[Dataset records]

>>>>>

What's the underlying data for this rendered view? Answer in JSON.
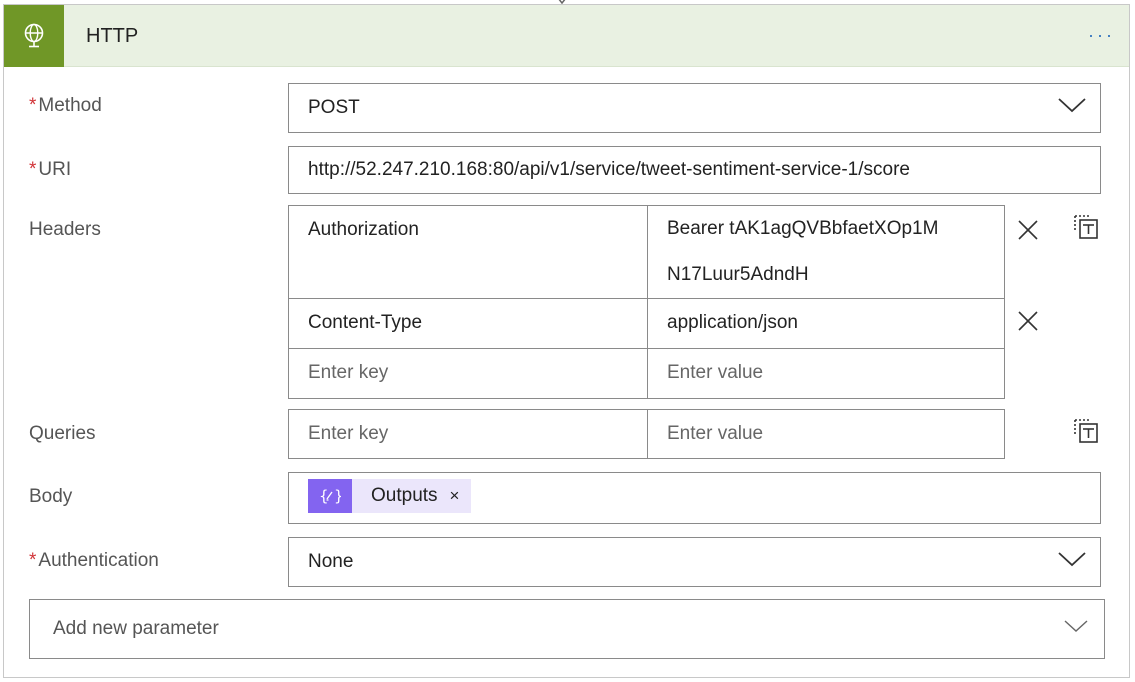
{
  "header": {
    "title": "HTTP",
    "more_label": "···",
    "accent_color": "#709727",
    "background_color": "#e9f1e2"
  },
  "method": {
    "label": "Method",
    "required_mark": "*",
    "value": "POST"
  },
  "uri": {
    "label": "URI",
    "required_mark": "*",
    "value": "http://52.247.210.168:80/api/v1/service/tweet-sentiment-service-1/score"
  },
  "headers": {
    "label": "Headers",
    "rows": [
      {
        "key": "Authorization",
        "value_line1": "Bearer tAK1agQVBbfaetXOp1M",
        "value_line2": "N17Luur5AdndH"
      },
      {
        "key": "Content-Type",
        "value": "application/json"
      }
    ],
    "key_placeholder": "Enter key",
    "value_placeholder": "Enter value"
  },
  "queries": {
    "label": "Queries",
    "key_placeholder": "Enter key",
    "value_placeholder": "Enter value"
  },
  "body": {
    "label": "Body",
    "token_label": "Outputs",
    "token_remove": "×",
    "token_color": "#8364f0"
  },
  "authentication": {
    "label": "Authentication",
    "required_mark": "*",
    "value": "None"
  },
  "add_parameter": {
    "label": "Add new parameter"
  },
  "icons": {
    "header": "globe-icon",
    "chevron": "chevron-down-icon",
    "remove": "close-icon",
    "text_mode": "text-mode-icon",
    "token": "expression-icon"
  }
}
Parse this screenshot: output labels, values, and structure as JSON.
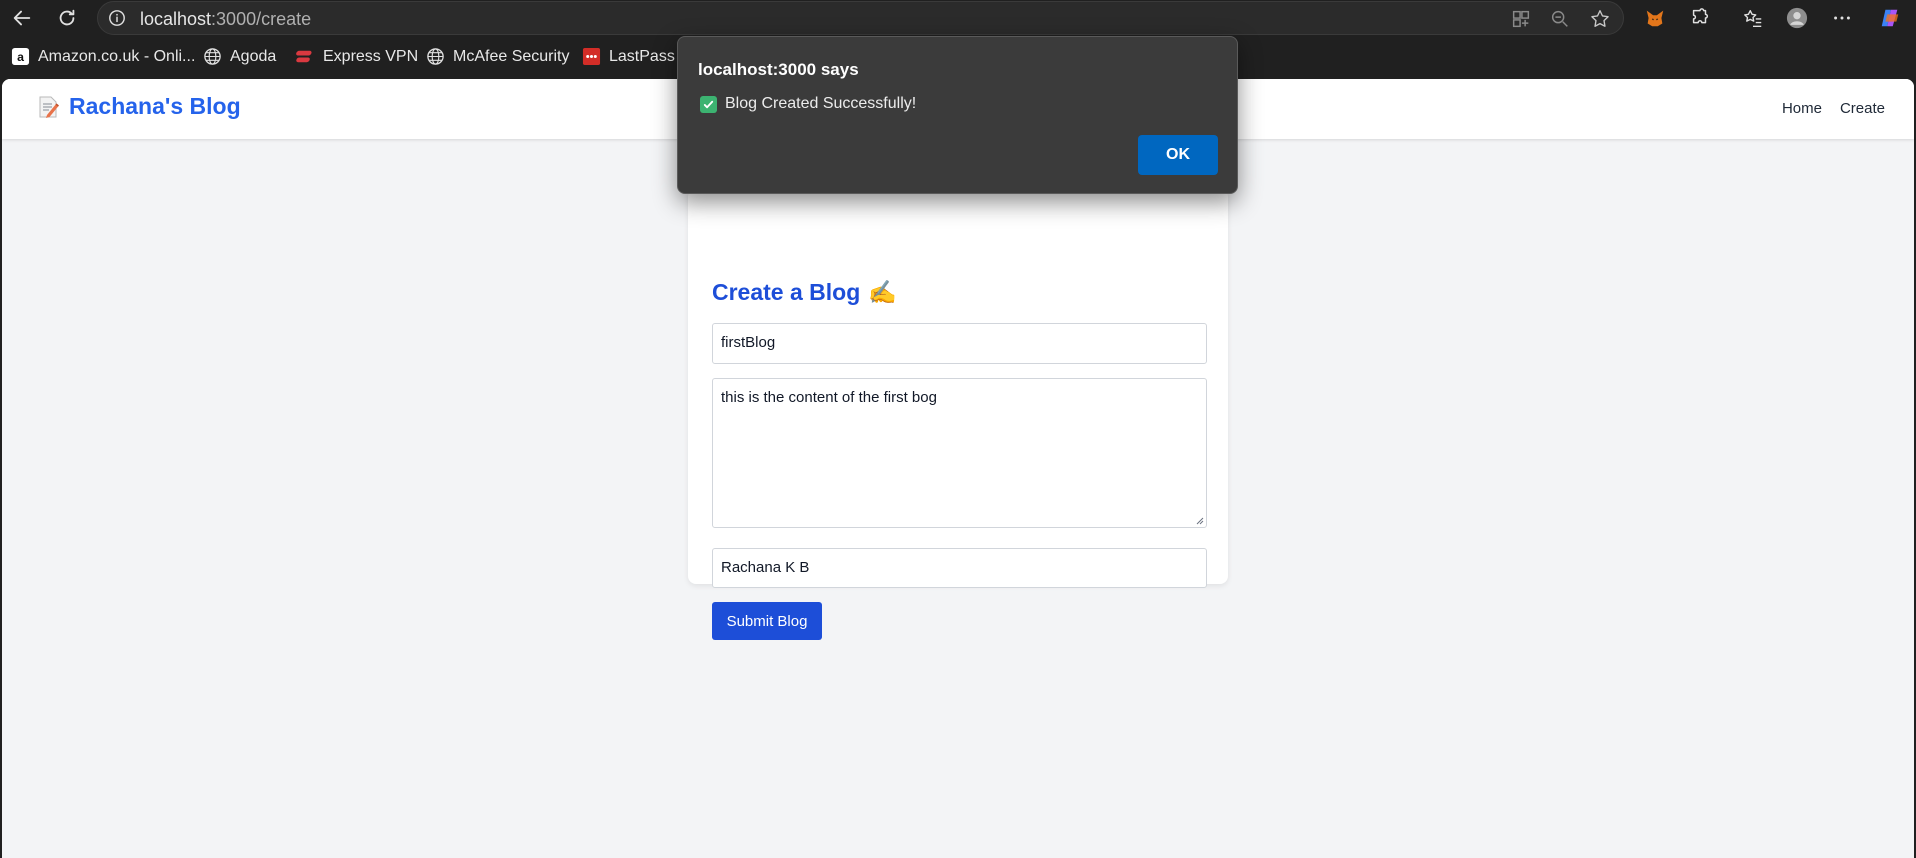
{
  "browser": {
    "url_host": "localhost",
    "url_path": ":3000/create",
    "bookmarks": [
      {
        "label": "Amazon.co.uk - Onli...",
        "icon": "amazon-icon"
      },
      {
        "label": "Agoda",
        "icon": "globe-icon"
      },
      {
        "label": "Express VPN",
        "icon": "expressvpn-icon"
      },
      {
        "label": "McAfee Security",
        "icon": "globe-icon"
      },
      {
        "label": "LastPass p",
        "icon": "lastpass-icon"
      }
    ]
  },
  "navbar": {
    "brand": "Rachana's Blog",
    "links": [
      "Home",
      "Create"
    ]
  },
  "form": {
    "heading": "Create a Blog",
    "heading_emoji": "✍️",
    "title_value": "firstBlog",
    "content_value": "this is the content of the first bog",
    "author_value": "Rachana K B",
    "submit_label": "Submit Blog"
  },
  "dialog": {
    "title": "localhost:3000 says",
    "message": "Blog Created Successfully!",
    "ok_label": "OK"
  },
  "colors": {
    "brand_blue": "#2563eb",
    "button_blue": "#1d4ed8",
    "dialog_ok": "#0067c0"
  }
}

<<<<<

■ CHALLENGE:
Find all the lines containing "Rachana" in the material, then copy them.

■ REPLY:
    "brand": "Rachana's Blog",
    "author_value": "Rachana K B",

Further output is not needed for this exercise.